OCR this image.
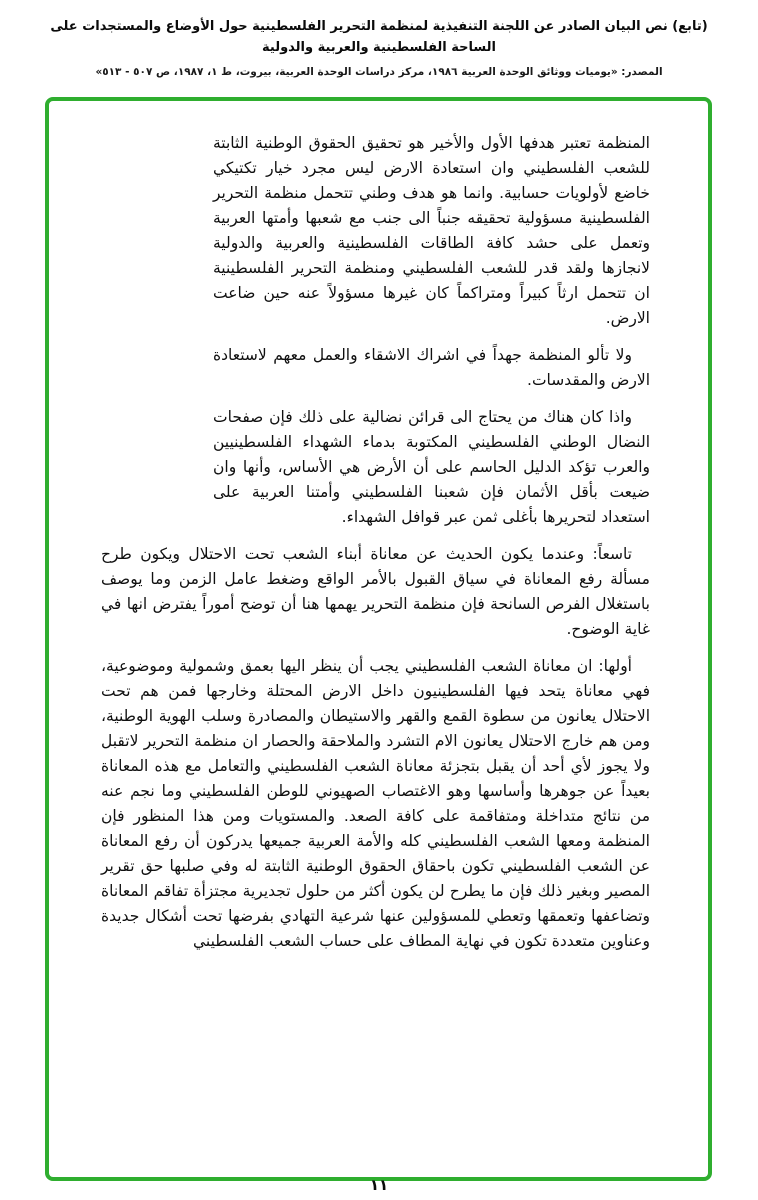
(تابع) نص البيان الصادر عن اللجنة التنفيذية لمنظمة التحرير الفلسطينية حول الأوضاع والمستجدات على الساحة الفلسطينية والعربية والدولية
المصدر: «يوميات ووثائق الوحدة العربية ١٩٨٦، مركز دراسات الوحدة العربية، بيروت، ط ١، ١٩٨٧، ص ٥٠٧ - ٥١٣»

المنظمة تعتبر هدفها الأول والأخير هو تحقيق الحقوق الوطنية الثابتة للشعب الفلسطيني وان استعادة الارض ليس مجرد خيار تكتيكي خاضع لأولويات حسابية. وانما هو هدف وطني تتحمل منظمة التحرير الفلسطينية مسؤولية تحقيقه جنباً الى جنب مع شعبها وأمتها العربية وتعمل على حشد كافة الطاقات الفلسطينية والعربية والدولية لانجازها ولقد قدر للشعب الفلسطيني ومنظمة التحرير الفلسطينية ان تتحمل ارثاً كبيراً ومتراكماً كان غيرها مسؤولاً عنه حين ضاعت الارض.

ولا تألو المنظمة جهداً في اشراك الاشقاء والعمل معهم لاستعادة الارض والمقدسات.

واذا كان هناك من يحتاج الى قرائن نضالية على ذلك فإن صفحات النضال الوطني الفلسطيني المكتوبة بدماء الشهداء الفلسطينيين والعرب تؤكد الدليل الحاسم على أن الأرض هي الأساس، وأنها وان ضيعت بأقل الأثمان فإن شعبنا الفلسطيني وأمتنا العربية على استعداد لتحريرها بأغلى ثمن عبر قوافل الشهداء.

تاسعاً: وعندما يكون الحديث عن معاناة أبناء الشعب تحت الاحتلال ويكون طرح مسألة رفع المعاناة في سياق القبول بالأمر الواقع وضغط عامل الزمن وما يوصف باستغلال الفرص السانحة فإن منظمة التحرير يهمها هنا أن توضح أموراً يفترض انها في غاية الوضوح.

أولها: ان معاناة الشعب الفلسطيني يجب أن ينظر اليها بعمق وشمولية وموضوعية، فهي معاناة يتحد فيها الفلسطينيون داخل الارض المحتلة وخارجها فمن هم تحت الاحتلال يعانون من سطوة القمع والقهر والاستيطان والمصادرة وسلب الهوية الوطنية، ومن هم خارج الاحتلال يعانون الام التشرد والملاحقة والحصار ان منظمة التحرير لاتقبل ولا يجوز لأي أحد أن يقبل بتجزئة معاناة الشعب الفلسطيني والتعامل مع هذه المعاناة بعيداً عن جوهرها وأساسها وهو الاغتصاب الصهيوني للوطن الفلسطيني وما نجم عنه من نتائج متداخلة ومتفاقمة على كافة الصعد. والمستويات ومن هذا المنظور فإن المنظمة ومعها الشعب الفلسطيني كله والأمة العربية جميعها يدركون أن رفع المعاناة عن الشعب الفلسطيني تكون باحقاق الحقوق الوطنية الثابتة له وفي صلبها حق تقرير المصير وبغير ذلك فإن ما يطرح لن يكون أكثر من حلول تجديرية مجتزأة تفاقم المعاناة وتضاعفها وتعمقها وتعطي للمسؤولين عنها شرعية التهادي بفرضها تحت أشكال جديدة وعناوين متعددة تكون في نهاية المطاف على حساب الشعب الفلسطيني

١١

...

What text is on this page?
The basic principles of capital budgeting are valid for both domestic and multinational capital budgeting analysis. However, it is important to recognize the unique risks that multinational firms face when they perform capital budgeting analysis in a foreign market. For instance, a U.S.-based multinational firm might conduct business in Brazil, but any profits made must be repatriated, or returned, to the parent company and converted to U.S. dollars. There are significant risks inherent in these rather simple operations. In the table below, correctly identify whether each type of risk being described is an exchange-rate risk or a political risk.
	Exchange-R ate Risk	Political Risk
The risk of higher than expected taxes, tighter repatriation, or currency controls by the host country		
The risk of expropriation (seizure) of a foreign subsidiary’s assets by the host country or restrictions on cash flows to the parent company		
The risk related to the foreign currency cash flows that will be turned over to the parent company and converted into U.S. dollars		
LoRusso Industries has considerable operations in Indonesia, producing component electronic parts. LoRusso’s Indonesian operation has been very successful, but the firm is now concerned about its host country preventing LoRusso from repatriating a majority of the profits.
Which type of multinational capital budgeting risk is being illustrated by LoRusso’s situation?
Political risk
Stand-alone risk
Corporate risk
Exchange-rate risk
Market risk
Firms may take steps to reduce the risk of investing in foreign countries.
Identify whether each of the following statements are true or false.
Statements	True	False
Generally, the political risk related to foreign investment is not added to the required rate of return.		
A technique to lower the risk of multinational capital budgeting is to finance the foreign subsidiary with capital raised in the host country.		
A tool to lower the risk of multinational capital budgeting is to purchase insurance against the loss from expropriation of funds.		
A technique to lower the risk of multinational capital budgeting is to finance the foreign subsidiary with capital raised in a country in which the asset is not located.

Directions for this task: Filter the records down to the lines that contain the string "lower", and copy those lines.

Final result:
A technique to lower the risk of multinational capital budgeting is to finance the foreign subsidiary with capital raised in the host country.		
A tool to lower the risk of multinational capital budgeting is to purchase insurance against the loss from expropriation of funds.		
A technique to lower the risk of multinational capital budgeting is to finance the foreign subsidiary with capital raised in a country in which the asset is not located.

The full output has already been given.